# Excerpt provided
───

Poster Session 1
Maryama O. Ismail, MD (she/her/hers)
OBGYN Resident
Mass General Brigham
Boston, MA, United States
Taylor S. Freret, MD, MEd
Beth Israel Deaconess Medical Center
Brookline, MA, United States
Mark A. Clapp, MD, MPH (he/him/his)
Physician Investigator
Massachusetts General Hospital
Boston, MA, United States
Malavika Prabhu, MD (she/her/hers)
Assistant Professor, Division of Maternal Fetal Medicine
Massachusetts General Hospital
Boston, Massachusetts, United States
A 24-hour course of IV antibiotics and indomethacin at the time of exam-indicated cerclage (EIC) is superior to placebo at increasing gestational latency (GL). We sought to determine if a single dose regimen (SDR) of perioperative antibiotic prophylaxis provides similar benefits compared to a multidose regimen (MDR).
Study Design:
This was a retrospective cohort study of patients undergoing an EIC within a single healthcare system from 2017 to 2023. Exclusion criteria included multiple gestation, multiple cerclages in the pregnancy, or no perioperative antibiotics. Surgical case details, antibiotic administration, and delivery outcomes were abstracted from the electronic health record. The exposure was antibiotic duration: SDR (preoperative antibiotics only) vs MDR (preoperative antibiotics with at least one postoperative dose). The primary outcome was time from cerclage placement to delivery (GL) among liveborn infants. Secondary outcomes included gestational age (GA) at delivery. Linear regression analyses controlled for amniocentesis prior to EIC, and cervical dilation (cm) and GA at placement.

───

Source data
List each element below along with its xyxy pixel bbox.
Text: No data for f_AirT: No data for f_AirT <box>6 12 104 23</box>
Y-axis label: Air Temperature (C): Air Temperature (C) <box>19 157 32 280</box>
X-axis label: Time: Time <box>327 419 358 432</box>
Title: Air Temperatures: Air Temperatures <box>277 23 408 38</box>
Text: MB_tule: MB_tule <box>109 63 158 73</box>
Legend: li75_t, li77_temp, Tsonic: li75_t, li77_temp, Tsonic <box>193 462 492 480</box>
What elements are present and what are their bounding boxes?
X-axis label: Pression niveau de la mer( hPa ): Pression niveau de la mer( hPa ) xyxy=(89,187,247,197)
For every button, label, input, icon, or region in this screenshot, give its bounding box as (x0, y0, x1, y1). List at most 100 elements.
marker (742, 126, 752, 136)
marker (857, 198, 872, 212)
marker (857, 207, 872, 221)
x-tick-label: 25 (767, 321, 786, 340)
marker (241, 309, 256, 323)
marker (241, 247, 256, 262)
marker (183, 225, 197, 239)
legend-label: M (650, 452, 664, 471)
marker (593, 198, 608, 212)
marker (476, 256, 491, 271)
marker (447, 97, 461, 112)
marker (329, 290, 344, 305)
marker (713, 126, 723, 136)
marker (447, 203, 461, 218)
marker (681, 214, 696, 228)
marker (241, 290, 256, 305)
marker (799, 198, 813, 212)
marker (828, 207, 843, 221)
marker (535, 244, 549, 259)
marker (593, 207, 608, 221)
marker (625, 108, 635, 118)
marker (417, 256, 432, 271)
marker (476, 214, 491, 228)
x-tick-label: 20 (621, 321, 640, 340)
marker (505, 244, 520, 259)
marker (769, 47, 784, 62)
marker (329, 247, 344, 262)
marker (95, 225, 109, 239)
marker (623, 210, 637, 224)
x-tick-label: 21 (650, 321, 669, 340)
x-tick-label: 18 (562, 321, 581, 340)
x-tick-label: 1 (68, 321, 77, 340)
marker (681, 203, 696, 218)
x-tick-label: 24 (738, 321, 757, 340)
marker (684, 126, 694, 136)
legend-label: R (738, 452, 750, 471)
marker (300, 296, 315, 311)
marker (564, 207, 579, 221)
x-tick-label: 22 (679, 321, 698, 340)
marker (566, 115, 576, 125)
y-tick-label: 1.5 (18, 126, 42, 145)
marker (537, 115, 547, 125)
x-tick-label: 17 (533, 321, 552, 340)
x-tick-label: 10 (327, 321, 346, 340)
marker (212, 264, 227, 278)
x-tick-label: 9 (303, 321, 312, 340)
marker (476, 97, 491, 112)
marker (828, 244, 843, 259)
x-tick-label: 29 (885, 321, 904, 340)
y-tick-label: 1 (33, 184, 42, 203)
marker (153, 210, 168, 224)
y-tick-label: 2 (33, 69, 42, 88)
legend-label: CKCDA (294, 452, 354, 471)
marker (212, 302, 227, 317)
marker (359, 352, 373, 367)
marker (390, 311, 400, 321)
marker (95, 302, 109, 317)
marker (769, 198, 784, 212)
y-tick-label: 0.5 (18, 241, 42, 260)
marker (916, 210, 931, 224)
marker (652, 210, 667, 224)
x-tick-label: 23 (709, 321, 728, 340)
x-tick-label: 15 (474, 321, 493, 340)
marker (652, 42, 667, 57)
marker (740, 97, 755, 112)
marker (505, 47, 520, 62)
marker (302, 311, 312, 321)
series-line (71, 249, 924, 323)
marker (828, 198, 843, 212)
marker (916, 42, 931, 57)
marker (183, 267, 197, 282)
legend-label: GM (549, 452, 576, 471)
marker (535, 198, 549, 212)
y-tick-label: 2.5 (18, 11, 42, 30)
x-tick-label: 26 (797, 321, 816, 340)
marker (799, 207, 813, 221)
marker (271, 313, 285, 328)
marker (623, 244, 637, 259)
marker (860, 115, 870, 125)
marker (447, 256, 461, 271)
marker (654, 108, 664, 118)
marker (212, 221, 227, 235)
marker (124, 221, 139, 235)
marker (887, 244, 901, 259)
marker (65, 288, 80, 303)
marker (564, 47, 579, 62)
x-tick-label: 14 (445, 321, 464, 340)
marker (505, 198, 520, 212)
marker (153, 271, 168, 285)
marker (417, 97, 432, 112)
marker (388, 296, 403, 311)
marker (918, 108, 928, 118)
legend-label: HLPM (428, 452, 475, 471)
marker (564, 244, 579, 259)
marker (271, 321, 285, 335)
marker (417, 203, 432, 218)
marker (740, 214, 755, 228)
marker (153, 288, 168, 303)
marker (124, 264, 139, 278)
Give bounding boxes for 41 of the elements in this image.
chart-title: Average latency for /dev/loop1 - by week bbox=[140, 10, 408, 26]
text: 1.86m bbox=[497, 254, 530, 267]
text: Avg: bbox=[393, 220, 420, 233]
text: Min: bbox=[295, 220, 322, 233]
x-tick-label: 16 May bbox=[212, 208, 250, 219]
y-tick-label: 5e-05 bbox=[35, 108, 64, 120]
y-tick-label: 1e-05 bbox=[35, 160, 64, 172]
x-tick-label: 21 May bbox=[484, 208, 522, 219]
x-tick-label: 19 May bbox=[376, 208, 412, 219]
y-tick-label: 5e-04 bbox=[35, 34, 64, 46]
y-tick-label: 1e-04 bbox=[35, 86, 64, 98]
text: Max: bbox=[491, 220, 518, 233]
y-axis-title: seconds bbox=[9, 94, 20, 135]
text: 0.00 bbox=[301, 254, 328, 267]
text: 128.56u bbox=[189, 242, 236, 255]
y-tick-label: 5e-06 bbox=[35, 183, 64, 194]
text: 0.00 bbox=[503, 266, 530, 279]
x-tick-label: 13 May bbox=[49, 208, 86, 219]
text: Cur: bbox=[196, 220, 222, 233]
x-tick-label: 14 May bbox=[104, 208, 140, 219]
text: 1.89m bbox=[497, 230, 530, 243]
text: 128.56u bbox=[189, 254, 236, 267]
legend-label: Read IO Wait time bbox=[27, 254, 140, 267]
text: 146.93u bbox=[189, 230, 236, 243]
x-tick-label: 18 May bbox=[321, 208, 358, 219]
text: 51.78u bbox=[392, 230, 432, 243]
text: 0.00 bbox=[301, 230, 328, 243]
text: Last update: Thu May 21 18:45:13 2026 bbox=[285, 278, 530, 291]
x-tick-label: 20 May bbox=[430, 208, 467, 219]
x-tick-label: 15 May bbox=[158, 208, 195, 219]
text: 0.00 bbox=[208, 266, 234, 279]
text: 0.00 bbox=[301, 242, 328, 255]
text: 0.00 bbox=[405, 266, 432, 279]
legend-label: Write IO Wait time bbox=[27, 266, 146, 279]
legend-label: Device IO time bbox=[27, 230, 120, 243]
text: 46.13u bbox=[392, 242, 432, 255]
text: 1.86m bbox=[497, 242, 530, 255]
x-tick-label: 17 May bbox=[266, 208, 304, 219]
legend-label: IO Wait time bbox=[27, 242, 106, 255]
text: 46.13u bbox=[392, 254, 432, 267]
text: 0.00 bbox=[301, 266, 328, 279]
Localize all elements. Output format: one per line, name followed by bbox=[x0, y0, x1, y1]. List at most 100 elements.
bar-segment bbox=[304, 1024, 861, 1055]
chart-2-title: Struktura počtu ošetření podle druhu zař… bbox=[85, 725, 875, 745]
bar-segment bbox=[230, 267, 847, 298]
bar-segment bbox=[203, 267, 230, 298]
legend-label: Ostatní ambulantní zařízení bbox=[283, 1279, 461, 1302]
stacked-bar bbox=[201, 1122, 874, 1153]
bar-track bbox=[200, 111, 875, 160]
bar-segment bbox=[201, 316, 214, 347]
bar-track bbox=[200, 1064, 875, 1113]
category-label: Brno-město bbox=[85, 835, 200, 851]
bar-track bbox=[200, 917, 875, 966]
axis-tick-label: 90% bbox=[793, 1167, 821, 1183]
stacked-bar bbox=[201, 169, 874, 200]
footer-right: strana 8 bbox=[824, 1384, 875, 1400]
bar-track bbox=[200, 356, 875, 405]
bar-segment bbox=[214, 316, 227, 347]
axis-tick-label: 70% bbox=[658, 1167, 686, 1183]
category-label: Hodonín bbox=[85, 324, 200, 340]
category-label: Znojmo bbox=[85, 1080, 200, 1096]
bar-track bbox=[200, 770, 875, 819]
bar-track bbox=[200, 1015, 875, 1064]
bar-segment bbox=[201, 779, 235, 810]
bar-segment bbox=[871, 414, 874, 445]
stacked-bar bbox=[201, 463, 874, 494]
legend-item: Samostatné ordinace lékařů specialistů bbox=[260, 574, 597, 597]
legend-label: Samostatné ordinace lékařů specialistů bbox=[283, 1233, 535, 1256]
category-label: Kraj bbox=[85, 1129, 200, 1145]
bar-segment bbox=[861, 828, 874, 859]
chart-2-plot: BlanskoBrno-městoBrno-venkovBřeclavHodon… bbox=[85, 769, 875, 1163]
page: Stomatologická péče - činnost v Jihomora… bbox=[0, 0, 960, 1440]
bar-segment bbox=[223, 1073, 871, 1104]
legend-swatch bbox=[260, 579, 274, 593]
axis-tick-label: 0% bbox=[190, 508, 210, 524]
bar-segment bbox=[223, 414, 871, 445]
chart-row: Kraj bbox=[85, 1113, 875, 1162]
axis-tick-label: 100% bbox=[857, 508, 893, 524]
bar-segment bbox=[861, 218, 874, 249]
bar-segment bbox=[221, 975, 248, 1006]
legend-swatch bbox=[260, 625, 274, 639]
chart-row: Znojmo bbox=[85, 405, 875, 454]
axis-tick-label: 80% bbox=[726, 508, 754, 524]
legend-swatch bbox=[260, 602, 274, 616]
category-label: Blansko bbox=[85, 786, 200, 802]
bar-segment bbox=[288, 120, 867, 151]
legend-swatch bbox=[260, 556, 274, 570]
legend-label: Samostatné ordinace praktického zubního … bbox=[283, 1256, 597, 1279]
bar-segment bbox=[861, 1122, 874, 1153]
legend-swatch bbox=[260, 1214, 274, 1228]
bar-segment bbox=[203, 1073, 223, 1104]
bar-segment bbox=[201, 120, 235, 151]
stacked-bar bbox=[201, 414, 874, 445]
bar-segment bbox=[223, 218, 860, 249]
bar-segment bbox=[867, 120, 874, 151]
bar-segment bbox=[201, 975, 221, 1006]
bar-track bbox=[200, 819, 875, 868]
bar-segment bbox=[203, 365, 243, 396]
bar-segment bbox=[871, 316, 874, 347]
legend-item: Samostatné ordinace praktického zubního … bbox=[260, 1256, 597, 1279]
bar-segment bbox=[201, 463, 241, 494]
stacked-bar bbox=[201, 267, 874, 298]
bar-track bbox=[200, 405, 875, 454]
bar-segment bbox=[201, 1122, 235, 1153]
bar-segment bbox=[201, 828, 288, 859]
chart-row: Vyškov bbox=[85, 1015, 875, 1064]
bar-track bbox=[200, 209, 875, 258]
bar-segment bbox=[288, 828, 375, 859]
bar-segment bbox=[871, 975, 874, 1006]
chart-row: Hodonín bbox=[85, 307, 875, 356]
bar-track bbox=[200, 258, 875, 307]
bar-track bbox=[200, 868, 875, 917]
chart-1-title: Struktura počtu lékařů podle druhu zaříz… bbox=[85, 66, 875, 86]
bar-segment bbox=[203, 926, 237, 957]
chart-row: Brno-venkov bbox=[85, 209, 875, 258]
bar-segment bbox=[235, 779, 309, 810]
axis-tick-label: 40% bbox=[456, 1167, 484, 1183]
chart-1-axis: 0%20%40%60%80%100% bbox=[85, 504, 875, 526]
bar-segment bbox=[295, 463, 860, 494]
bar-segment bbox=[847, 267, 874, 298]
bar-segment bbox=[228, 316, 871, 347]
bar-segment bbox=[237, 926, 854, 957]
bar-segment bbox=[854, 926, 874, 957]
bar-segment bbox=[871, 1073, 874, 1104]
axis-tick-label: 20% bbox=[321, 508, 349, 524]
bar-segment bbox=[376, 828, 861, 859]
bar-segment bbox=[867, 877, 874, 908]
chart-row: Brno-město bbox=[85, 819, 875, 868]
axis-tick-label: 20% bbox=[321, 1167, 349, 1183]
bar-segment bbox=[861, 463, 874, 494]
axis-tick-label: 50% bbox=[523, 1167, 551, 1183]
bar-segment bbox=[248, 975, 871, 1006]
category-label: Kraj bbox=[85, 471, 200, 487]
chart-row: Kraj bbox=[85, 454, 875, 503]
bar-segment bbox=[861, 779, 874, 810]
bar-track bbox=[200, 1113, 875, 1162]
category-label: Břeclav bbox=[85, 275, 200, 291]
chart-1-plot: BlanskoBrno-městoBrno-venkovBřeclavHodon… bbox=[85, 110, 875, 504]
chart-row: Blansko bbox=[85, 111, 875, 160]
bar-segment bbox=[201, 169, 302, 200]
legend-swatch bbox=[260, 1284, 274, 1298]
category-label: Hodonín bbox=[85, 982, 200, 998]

───

# Task instructions
Please quote the whole poster session abstract on antibiotic regimens at exam-indicated cerclage word for word, with nothing changed.

# Your response
Poster Session 1
Maryama O. Ismail, MD (she/her/hers)
OBGYN Resident
Mass General Brigham
Boston, MA, United States
Taylor S. Freret, MD, MEd
Beth Israel Deaconess Medical Center
Brookline, MA, United States
Mark A. Clapp, MD, MPH (he/him/his)
Physician Investigator
Massachusetts General Hospital
Boston, MA, United States
Malavika Prabhu, MD (she/her/hers)
Assistant Professor, Division of Maternal Fetal Medicine
Massachusetts General Hospital
Boston, Massachusetts, United States
A 24-hour course of IV antibiotics and indomethacin at the time of exam-indicated cerclage (EIC) is superior to placebo at increasing gestational latency (GL). We sought to determine if a single dose regimen (SDR) of perioperative antibiotic prophylaxis provides similar benefits compared to a multidose regimen (MDR).
Study Design:
This was a retrospective cohort study of patients undergoing an EIC within a single healthcare system from 2017 to 2023. Exclusion criteria included multiple gestation, multiple cerclages in the pregnancy, or no perioperative antibiotics. Surgical case details, antibiotic administration, and delivery outcomes were abstracted from the electronic health record. The exposure was antibiotic duration: SDR (preoperative antibiotics only) vs MDR (preoperative antibiotics with at least one postoperative dose). The primary outcome was time from cerclage placement to delivery (GL) among liveborn infants. Secondary outcomes included gestational age (GA) at delivery. Linear regression analyses controlled for amniocentesis prior to EIC, and cervical dilation (cm) and GA at placement.